Quote all of the data that follows exactly as written, skipping the images.

# Exercise materials
** Start **
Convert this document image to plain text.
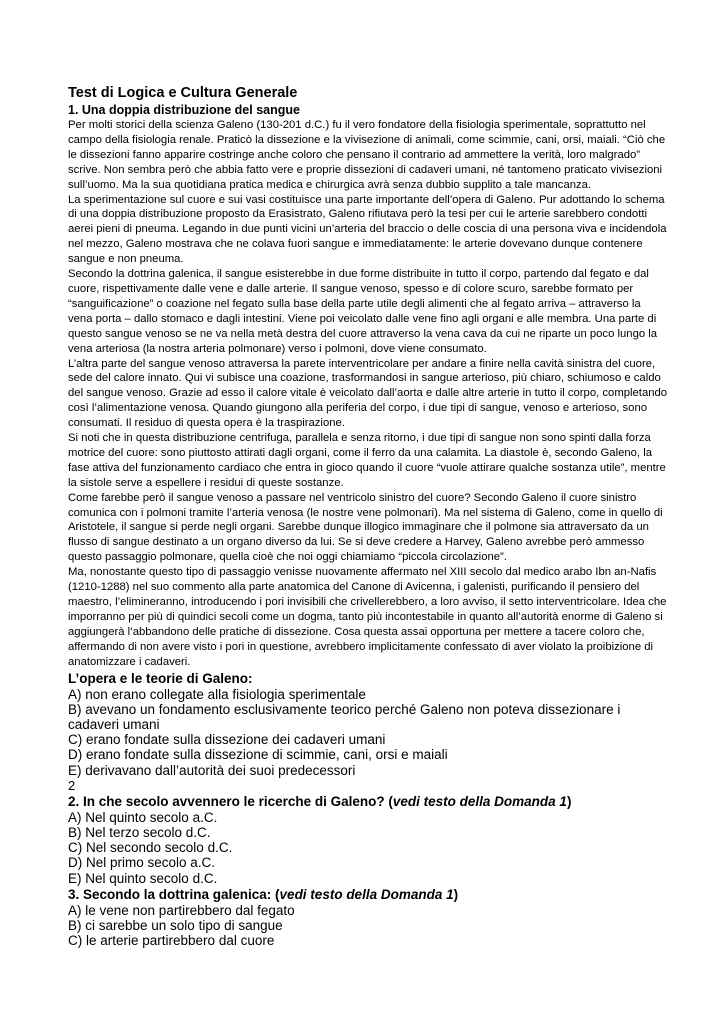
Test di Logica e Cultura Generale
1. Una doppia distribuzione del sangue

Per molti storici della scienza Galeno (130-201 d.C.) fu il vero fondatore della fisiologia sperimentale, soprattutto nel campo della fisiologia renale. Praticò la dissezione e la vivisezione di animali, come scimmie, cani, orsi, maiali. “Ciò che le dissezioni fanno apparire costringe anche coloro che pensano il contrario ad ammettere la verità, loro malgrado” scrive. Non sembra però che abbia fatto vere e proprie dissezioni di cadaveri umani, né tantomeno praticato vivisezioni sull’uomo. Ma la sua quotidiana pratica medica e chirurgica avrà senza dubbio supplito a tale mancanza.

La sperimentazione sul cuore e sui vasi costituisce una parte importante dell’opera di Galeno. Pur adottando lo schema di una doppia distribuzione proposto da Erasistrato, Galeno rifiutava però la tesi per cui le arterie sarebbero condotti aerei pieni di pneuma. Legando in due punti vicini un’arteria del braccio o delle coscia di una persona viva e incidendola nel mezzo, Galeno mostrava che ne colava fuori sangue e immediatamente: le arterie dovevano dunque contenere sangue e non pneuma.

Secondo la dottrina galenica, il sangue esisterebbe in due forme distribuite in tutto il corpo, partendo dal fegato e dal cuore, rispettivamente dalle vene e dalle arterie. Il sangue venoso, spesso e di colore scuro, sarebbe formato per “sanguificazione” o coazione nel fegato sulla base della parte utile degli alimenti che al fegato arriva – attraverso la vena porta – dallo stomaco e dagli intestini. Viene poi veicolato dalle vene fino agli organi e alle membra. Una parte di questo sangue venoso se ne va nella metà destra del cuore attraverso la vena cava da cui ne riparte un poco lungo la vena arteriosa (la nostra arteria polmonare) verso i polmoni, dove viene consumato.

L’altra parte del sangue venoso attraversa la parete interventricolare per andare a finire nella cavità sinistra del cuore, sede del calore innato. Qui vi subisce una coazione, trasformandosi in sangue arterioso, più chiaro, schiumoso e caldo del sangue venoso. Grazie ad esso il calore vitale è veicolato dall’aorta e dalle altre arterie in tutto il corpo, completando così l’alimentazione venosa. Quando giungono alla periferia del corpo, i due tipi di sangue, venoso e arterioso, sono consumati. Il residuo di questa opera è la traspirazione.

Si noti che in questa distribuzione centrifuga, parallela e senza ritorno, i due tipi di sangue non sono spinti dalla forza motrice del cuore: sono piuttosto attirati dagli organi, come il ferro da una calamita. La diastole è, secondo Galeno, la fase attiva del funzionamento cardiaco che entra in gioco quando il cuore “vuole attirare qualche sostanza utile”, mentre la sistole serve a espellere i residui di queste sostanze.

Come farebbe però il sangue venoso a passare nel ventricolo sinistro del cuore? Secondo Galeno il cuore sinistro comunica con i polmoni tramite l’arteria venosa (le nostre vene polmonari). Ma nel sistema di Galeno, come in quello di Aristotele, il sangue si perde negli organi. Sarebbe dunque illogico immaginare che il polmone sia attraversato da un flusso di sangue destinato a un organo diverso da lui. Se si deve credere a Harvey, Galeno avrebbe però ammesso questo passaggio polmonare, quella cioè che noi oggi chiamiamo “piccola circolazione”.

Ma, nonostante questo tipo di passaggio venisse nuovamente affermato nel XIII secolo dal medico arabo Ibn an-Nafis (1210-1288) nel suo commento alla parte anatomica del Canone di Avicenna, i galenisti, purificando il pensiero del maestro, l’elimineranno, introducendo i pori invisibili che crivellerebbero, a loro avviso, il setto interventricolare. Idea che imporranno per più di quindici secoli come un dogma, tanto più incontestabile in quanto all’autorità enorme di Galeno si aggiungerà l’abbandono delle pratiche di dissezione. Cosa questa assai opportuna per mettere a tacere coloro che, affermando di non avere visto i pori in questione, avrebbero implicitamente confessato di aver violato la proibizione di anatomizzare i cadaveri.

L’opera e le teorie di Galeno:

A) non erano collegate alla fisiologia sperimentale

B) avevano un fondamento esclusivamente teorico perché Galeno non poteva dissezionare i cadaveri umani

C) erano fondate sulla dissezione dei cadaveri umani

D) erano fondate sulla dissezione di scimmie, cani, orsi e maiali

E) derivavano dall’autorità dei suoi predecessori

2

2. In che secolo avvennero le ricerche di Galeno? (vedi testo della Domanda 1)

A) Nel quinto secolo a.C.

B) Nel terzo secolo d.C.

C) Nel secondo secolo d.C.

D) Nel primo secolo a.C.

E) Nel quinto secolo d.C.

3. Secondo la dottrina galenica: (vedi testo della Domanda 1)

A) le vene non partirebbero dal fegato

B) ci sarebbe un solo tipo di sangue

C) le arterie partirebbero dal cuore
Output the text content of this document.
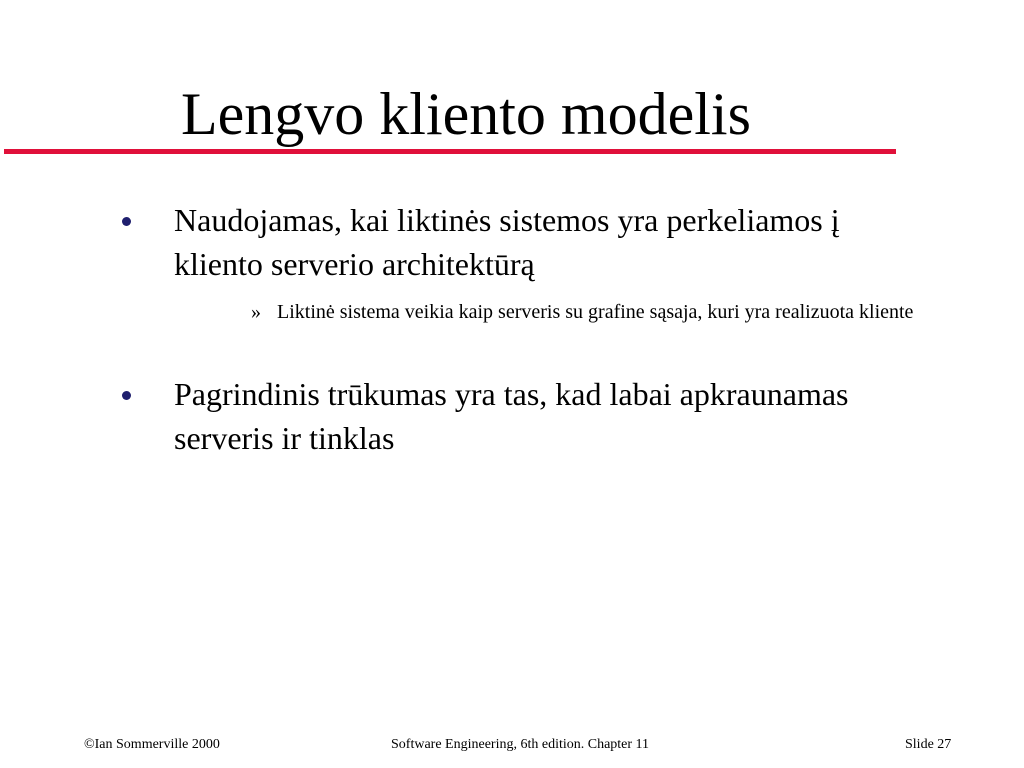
Lengvo kliento modelis
Naudojamas, kai liktinės sistemos yra perkeliamos į kliento serverio architektūrą
» Liktinė sistema veikia kaip serveris su grafine sąsaja, kuri yra realizuota kliente
Pagrindinis trūkumas yra tas, kad labai apkraunamas serveris ir tinklas
©Ian Sommerville 2000	Software Engineering, 6th edition. Chapter 11	Slide 27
** End **
# Output for this task
Convert this document image to plain text.
Test di Logica e Cultura Generale
1. Una doppia distribuzione del sangue

Per molti storici della scienza Galeno (130-201 d.C.) fu il vero fondatore della fisiologia sperimentale, soprattutto nel campo della fisiologia renale. Praticò la dissezione e la vivisezione di animali, come scimmie, cani, orsi, maiali. “Ciò che le dissezioni fanno apparire costringe anche coloro che pensano il contrario ad ammettere la verità, loro malgrado” scrive. Non sembra però che abbia fatto vere e proprie dissezioni di cadaveri umani, né tantomeno praticato vivisezioni sull’uomo. Ma la sua quotidiana pratica medica e chirurgica avrà senza dubbio supplito a tale mancanza.

La sperimentazione sul cuore e sui vasi costituisce una parte importante dell’opera di Galeno. Pur adottando lo schema di una doppia distribuzione proposto da Erasistrato, Galeno rifiutava però la tesi per cui le arterie sarebbero condotti aerei pieni di pneuma. Legando in due punti vicini un’arteria del braccio o delle coscia di una persona viva e incidendola nel mezzo, Galeno mostrava che ne colava fuori sangue e immediatamente: le arterie dovevano dunque contenere sangue e non pneuma.

Secondo la dottrina galenica, il sangue esisterebbe in due forme distribuite in tutto il corpo, partendo dal fegato e dal cuore, rispettivamente dalle vene e dalle arterie. Il sangue venoso, spesso e di colore scuro, sarebbe formato per “sanguificazione” o coazione nel fegato sulla base della parte utile degli alimenti che al fegato arriva – attraverso la vena porta – dallo stomaco e dagli intestini. Viene poi veicolato dalle vene fino agli organi e alle membra. Una parte di questo sangue venoso se ne va nella metà destra del cuore attraverso la vena cava da cui ne riparte un poco lungo la vena arteriosa (la nostra arteria polmonare) verso i polmoni, dove viene consumato.

L’altra parte del sangue venoso attraversa la parete interventricolare per andare a finire nella cavità sinistra del cuore, sede del calore innato. Qui vi subisce una coazione, trasformandosi in sangue arterioso, più chiaro, schiumoso e caldo del sangue venoso. Grazie ad esso il calore vitale è veicolato dall’aorta e dalle altre arterie in tutto il corpo, completando così l’alimentazione venosa. Quando giungono alla periferia del corpo, i due tipi di sangue, venoso e arterioso, sono consumati. Il residuo di questa opera è la traspirazione.

Si noti che in questa distribuzione centrifuga, parallela e senza ritorno, i due tipi di sangue non sono spinti dalla forza motrice del cuore: sono piuttosto attirati dagli organi, come il ferro da una calamita. La diastole è, secondo Galeno, la fase attiva del funzionamento cardiaco che entra in gioco quando il cuore “vuole attirare qualche sostanza utile”, mentre la sistole serve a espellere i residui di queste sostanze.

Come farebbe però il sangue venoso a passare nel ventricolo sinistro del cuore? Secondo Galeno il cuore sinistro comunica con i polmoni tramite l’arteria venosa (le nostre vene polmonari). Ma nel sistema di Galeno, come in quello di Aristotele, il sangue si perde negli organi. Sarebbe dunque illogico immaginare che il polmone sia attraversato da un flusso di sangue destinato a un organo diverso da lui. Se si deve credere a Harvey, Galeno avrebbe però ammesso questo passaggio polmonare, quella cioè che noi oggi chiamiamo “piccola circolazione”.

Ma, nonostante questo tipo di passaggio venisse nuovamente affermato nel XIII secolo dal medico arabo Ibn an-Nafis (1210-1288) nel suo commento alla parte anatomica del Canone di Avicenna, i galenisti, purificando il pensiero del maestro, l’elimineranno, introducendo i pori invisibili che crivellerebbero, a loro avviso, il setto interventricolare. Idea che imporranno per più di quindici secoli come un dogma, tanto più incontestabile in quanto all’autorità enorme di Galeno si aggiungerà l’abbandono delle pratiche di dissezione. Cosa questa assai opportuna per mettere a tacere coloro che, affermando di non avere visto i pori in questione, avrebbero implicitamente confessato di aver violato la proibizione di anatomizzare i cadaveri.

L’opera e le teorie di Galeno:

A) non erano collegate alla fisiologia sperimentale

B) avevano un fondamento esclusivamente teorico perché Galeno non poteva dissezionare i cadaveri umani

C) erano fondate sulla dissezione dei cadaveri umani

D) erano fondate sulla dissezione di scimmie, cani, orsi e maiali

E) derivavano dall’autorità dei suoi predecessori

2

2. In che secolo avvennero le ricerche di Galeno? (vedi testo della Domanda 1)

A) Nel quinto secolo a.C.

B) Nel terzo secolo d.C.

C) Nel secondo secolo d.C.

D) Nel primo secolo a.C.

E) Nel quinto secolo d.C.

3. Secondo la dottrina galenica: (vedi testo della Domanda 1)

A) le vene non partirebbero dal fegato

B) ci sarebbe un solo tipo di sangue

C) le arterie partirebbero dal cuore
Output the text content of this document.
Lengvo kliento modelis
Naudojamas, kai liktinės sistemos yra perkeliamos į kliento serverio architektūrą
» Liktinė sistema veikia kaip serveris su grafine sąsaja, kuri yra realizuota kliente
Pagrindinis trūkumas yra tas, kad labai apkraunamas serveris ir tinklas
©Ian Sommerville 2000	Software Engineering, 6th edition. Chapter 11	Slide 27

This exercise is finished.